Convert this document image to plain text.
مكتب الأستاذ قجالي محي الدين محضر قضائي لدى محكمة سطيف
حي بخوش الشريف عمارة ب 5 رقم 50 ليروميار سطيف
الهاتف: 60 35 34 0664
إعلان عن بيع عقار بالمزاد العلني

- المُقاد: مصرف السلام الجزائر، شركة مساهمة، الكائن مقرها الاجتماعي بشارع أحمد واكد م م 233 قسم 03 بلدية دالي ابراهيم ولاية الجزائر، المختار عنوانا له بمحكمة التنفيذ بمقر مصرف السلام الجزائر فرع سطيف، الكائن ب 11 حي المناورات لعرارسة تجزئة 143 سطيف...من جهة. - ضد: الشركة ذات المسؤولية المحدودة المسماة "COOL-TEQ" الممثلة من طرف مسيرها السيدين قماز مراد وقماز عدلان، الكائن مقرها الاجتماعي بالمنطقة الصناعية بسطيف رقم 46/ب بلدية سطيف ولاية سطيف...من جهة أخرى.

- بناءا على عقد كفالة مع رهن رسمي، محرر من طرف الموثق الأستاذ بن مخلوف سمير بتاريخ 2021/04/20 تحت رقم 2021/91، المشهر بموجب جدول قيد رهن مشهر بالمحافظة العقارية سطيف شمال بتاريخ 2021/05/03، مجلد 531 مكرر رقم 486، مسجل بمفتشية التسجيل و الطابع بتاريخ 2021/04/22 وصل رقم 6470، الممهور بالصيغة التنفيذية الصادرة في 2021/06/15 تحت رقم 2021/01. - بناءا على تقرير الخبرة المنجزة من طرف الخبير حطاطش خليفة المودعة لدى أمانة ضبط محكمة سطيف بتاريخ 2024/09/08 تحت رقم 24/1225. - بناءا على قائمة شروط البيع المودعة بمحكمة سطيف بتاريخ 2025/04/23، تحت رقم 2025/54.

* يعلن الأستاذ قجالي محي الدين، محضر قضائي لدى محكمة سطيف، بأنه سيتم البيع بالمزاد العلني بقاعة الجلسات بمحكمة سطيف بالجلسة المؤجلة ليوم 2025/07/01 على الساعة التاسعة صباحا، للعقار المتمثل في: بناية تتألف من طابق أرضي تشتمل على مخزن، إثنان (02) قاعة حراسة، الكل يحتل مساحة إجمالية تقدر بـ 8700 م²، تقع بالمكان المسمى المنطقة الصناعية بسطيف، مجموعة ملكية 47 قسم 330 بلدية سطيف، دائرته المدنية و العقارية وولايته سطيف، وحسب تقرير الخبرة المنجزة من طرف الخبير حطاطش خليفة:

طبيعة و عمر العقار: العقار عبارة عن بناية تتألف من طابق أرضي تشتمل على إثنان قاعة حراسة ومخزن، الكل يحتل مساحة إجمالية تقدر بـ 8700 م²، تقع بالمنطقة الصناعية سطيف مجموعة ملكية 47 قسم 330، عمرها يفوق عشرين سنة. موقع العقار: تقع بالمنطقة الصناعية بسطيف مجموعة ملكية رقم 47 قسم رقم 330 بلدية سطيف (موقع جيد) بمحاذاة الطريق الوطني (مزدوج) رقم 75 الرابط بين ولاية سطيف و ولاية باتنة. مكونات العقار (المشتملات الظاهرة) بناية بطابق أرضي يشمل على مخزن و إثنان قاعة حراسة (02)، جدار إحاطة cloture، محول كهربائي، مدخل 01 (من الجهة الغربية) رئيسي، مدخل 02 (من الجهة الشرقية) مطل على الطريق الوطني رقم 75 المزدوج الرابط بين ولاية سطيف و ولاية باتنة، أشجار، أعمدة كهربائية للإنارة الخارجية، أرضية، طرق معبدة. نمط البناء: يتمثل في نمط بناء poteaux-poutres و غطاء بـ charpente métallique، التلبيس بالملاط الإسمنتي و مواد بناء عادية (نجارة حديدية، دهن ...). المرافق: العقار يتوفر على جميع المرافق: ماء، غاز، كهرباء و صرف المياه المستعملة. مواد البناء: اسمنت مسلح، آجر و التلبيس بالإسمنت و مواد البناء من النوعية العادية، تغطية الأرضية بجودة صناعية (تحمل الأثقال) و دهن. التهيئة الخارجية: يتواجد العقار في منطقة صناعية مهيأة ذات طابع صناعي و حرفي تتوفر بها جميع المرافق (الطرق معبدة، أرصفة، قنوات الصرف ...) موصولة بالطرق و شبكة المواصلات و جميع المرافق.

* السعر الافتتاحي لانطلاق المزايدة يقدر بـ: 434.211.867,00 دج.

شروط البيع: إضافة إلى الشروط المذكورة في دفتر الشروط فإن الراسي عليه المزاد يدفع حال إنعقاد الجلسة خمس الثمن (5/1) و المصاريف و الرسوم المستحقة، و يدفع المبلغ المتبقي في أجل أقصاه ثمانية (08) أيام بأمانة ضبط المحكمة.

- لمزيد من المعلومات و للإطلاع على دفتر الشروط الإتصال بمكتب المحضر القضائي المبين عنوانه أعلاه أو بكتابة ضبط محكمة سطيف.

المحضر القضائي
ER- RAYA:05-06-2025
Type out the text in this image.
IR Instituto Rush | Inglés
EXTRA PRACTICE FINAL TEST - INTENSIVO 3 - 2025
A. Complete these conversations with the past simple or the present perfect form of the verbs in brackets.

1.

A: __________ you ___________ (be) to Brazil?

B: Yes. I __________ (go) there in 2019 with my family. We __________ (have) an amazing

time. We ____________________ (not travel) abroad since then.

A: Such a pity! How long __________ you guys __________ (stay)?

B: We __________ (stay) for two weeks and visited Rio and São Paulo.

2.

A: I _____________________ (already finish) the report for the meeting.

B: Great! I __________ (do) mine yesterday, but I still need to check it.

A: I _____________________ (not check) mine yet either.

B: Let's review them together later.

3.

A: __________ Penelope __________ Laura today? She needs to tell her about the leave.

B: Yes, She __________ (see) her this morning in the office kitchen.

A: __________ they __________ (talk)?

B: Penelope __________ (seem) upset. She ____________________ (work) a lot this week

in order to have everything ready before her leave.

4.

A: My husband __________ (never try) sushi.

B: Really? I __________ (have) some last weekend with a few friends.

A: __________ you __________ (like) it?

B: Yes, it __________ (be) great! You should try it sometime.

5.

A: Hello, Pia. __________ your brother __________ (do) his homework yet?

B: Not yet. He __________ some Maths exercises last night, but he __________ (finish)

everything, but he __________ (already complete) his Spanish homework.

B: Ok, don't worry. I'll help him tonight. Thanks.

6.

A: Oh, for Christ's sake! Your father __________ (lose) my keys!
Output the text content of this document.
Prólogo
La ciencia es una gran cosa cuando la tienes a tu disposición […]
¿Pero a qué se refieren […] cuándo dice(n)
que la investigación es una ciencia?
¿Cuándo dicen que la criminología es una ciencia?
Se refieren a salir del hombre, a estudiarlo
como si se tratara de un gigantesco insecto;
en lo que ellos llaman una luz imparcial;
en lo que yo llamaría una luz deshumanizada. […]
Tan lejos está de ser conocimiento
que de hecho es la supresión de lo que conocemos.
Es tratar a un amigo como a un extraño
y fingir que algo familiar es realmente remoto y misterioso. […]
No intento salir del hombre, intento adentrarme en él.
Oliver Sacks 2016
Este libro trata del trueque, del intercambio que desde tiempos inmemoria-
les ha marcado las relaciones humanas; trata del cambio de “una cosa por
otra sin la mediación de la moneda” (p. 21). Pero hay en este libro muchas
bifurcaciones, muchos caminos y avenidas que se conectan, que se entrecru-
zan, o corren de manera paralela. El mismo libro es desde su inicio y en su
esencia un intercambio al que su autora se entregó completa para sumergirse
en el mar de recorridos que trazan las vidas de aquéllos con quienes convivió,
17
----------------------------------------
DIRECTIONS:
Repeat only the lines from the one holding "Output the text content of this document." through the last line of the data.

SOLUTION FOR THIS EXERCISE:
Output the text content of this document.
Prólogo
La ciencia es una gran cosa cuando la tienes a tu disposición […]
¿Pero a qué se refieren […] cuándo dice(n)
que la investigación es una ciencia?
¿Cuándo dicen que la criminología es una ciencia?
Se refieren a salir del hombre, a estudiarlo
como si se tratara de un gigantesco insecto;
en lo que ellos llaman una luz imparcial;
en lo que yo llamaría una luz deshumanizada. […]
Tan lejos está de ser conocimiento
que de hecho es la supresión de lo que conocemos.
Es tratar a un amigo como a un extraño
y fingir que algo familiar es realmente remoto y misterioso. […]
No intento salir del hombre, intento adentrarme en él.
Oliver Sacks 2016
Este libro trata del trueque, del intercambio que desde tiempos inmemoria-
les ha marcado las relaciones humanas; trata del cambio de “una cosa por
otra sin la mediación de la moneda” (p. 21). Pero hay en este libro muchas
bifurcaciones, muchos caminos y avenidas que se conectan, que se entrecru-
zan, o corren de manera paralela. El mismo libro es desde su inicio y en su
esencia un intercambio al que su autora se entregó completa para sumergirse
en el mar de recorridos que trazan las vidas de aquéllos con quienes convivió,
17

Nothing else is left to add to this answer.